──────── Texto de leitura

Artigo de opinião: Porque as Carreiras do Poder Judiciário deixaram de ser uma das carreiras melhores remuneradas, para ser uma das piores do serviço público federal?

Artigo de Opinião: Porque as Carreiras do Poder Judiciário deixaram de ser uma das carreiras melhores remuneradas, para ser uma das piores do serviço público federal?

Por: MARIA CRISTINA COLLARES DE SOUSA, Analista Judiciária, aposentada do TRF4-SJRS.

 

1 – Um pouco da história:

Quem acompanha um pouco da história remuneratória do Poder Judiciário da União, sabe que foi oferecido pelo Ministro Gilmar Mendes, então Presidente do STF (2008/2010) a alteração da forma remuneratória, de VB + GAJ, para gratificação de desempenho.

A alegação para que tal proposta fosse rechaçada pelas entidades sindicais, era de que a administração iria “explorar os servidores” estabelecendo metas difíceis de cumprir. Hoje, metas cada vez mais difíceis são estabelecidas pelo Conselho Nacional de Justiça, sem qualquer contraprestação remuneratória.

Também houve uma certa discussão sobre a mudança do modelo remuneratório dos servidores para subsídio, o que sequer foi discutido com seriedade pelos sindicatos.

Os poucos sindicatos que analisaram o assunto, o fizeram com foco no lado “negativo” de que o subsídio incorporaria GAS, GAE, VPNIs, AQs e, outros adicionais, esquecendo de analisar o fato de que a maioria dos servidores não possuem essas rubricas em seus contracheques. Faltou ainda, esclarecer que o subsídio possibilita uma maior transparência e maior reajuste para os servidores em geral, justamente por não trazer essas vantagens que, geralmente, incidem sobre o Vencimento Básico de apenas alguns cargos, mas pesa no orçamento de todos.

────────────────
──────── Informações extraídas

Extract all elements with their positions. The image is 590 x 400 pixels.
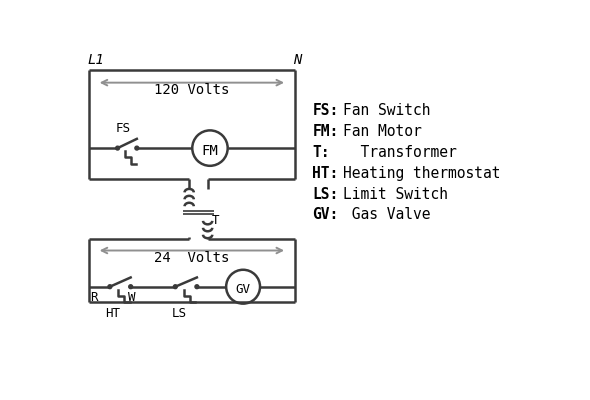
Text: FM:: FM:	[312, 124, 339, 139]
Text: N: N	[293, 53, 301, 67]
Text: GV: GV	[235, 283, 251, 296]
Text: Fan Motor: Fan Motor	[343, 124, 422, 139]
Text: FM: FM	[202, 144, 218, 158]
Circle shape	[135, 146, 139, 150]
Text: Heating thermostat: Heating thermostat	[343, 166, 501, 181]
Text: FS:: FS:	[312, 104, 339, 118]
Text: LS: LS	[172, 307, 186, 320]
Circle shape	[195, 285, 199, 289]
Circle shape	[129, 285, 133, 289]
Text: GV:: GV:	[312, 207, 339, 222]
Text: LS:: LS:	[312, 186, 339, 202]
Text: FS: FS	[115, 122, 130, 135]
Circle shape	[173, 285, 177, 289]
Text: W: W	[127, 291, 135, 304]
Text: HT:: HT:	[312, 166, 339, 181]
Text: L1: L1	[87, 53, 104, 67]
Text: Transformer: Transformer	[343, 145, 457, 160]
Text: HT: HT	[104, 307, 120, 320]
Text: R: R	[90, 291, 97, 304]
Text: T: T	[211, 214, 219, 227]
Text: 24  Volts: 24 Volts	[154, 251, 230, 265]
Circle shape	[116, 146, 120, 150]
Text: Fan Switch: Fan Switch	[343, 104, 431, 118]
Text: Limit Switch: Limit Switch	[343, 186, 448, 202]
Text: T:: T:	[312, 145, 330, 160]
Circle shape	[108, 285, 112, 289]
Text: Gas Valve: Gas Valve	[343, 207, 431, 222]
Text: 120 Volts: 120 Volts	[154, 84, 230, 98]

────────────────

Requisitos → Reproduza integralmente, sem nenhuma alteração, o artigo de opinião acima sobre a remuneração das carreiras do Poder Judiciário.

Resposta correta →
Artigo de opinião: Porque as Carreiras do Poder Judiciário deixaram de ser uma das carreiras melhores remuneradas, para ser uma das piores do serviço público federal?

Artigo de Opinião: Porque as Carreiras do Poder Judiciário deixaram de ser uma das carreiras melhores remuneradas, para ser uma das piores do serviço público federal?

Por: MARIA CRISTINA COLLARES DE SOUSA, Analista Judiciária, aposentada do TRF4-SJRS.

 

1 – Um pouco da história:

Quem acompanha um pouco da história remuneratória do Poder Judiciário da União, sabe que foi oferecido pelo Ministro Gilmar Mendes, então Presidente do STF (2008/2010) a alteração da forma remuneratória, de VB + GAJ, para gratificação de desempenho.

A alegação para que tal proposta fosse rechaçada pelas entidades sindicais, era de que a administração iria “explorar os servidores” estabelecendo metas difíceis de cumprir. Hoje, metas cada vez mais difíceis são estabelecidas pelo Conselho Nacional de Justiça, sem qualquer contraprestação remuneratória.

Também houve uma certa discussão sobre a mudança do modelo remuneratório dos servidores para subsídio, o que sequer foi discutido com seriedade pelos sindicatos.

Os poucos sindicatos que analisaram o assunto, o fizeram com foco no lado “negativo” de que o subsídio incorporaria GAS, GAE, VPNIs, AQs e, outros adicionais, esquecendo de analisar o fato de que a maioria dos servidores não possuem essas rubricas em seus contracheques. Faltou ainda, esclarecer que o subsídio possibilita uma maior transparência e maior reajuste para os servidores em geral, justamente por não trazer essas vantagens que, geralmente, incidem sobre o Vencimento Básico de apenas alguns cargos, mas pesa no orçamento de todos.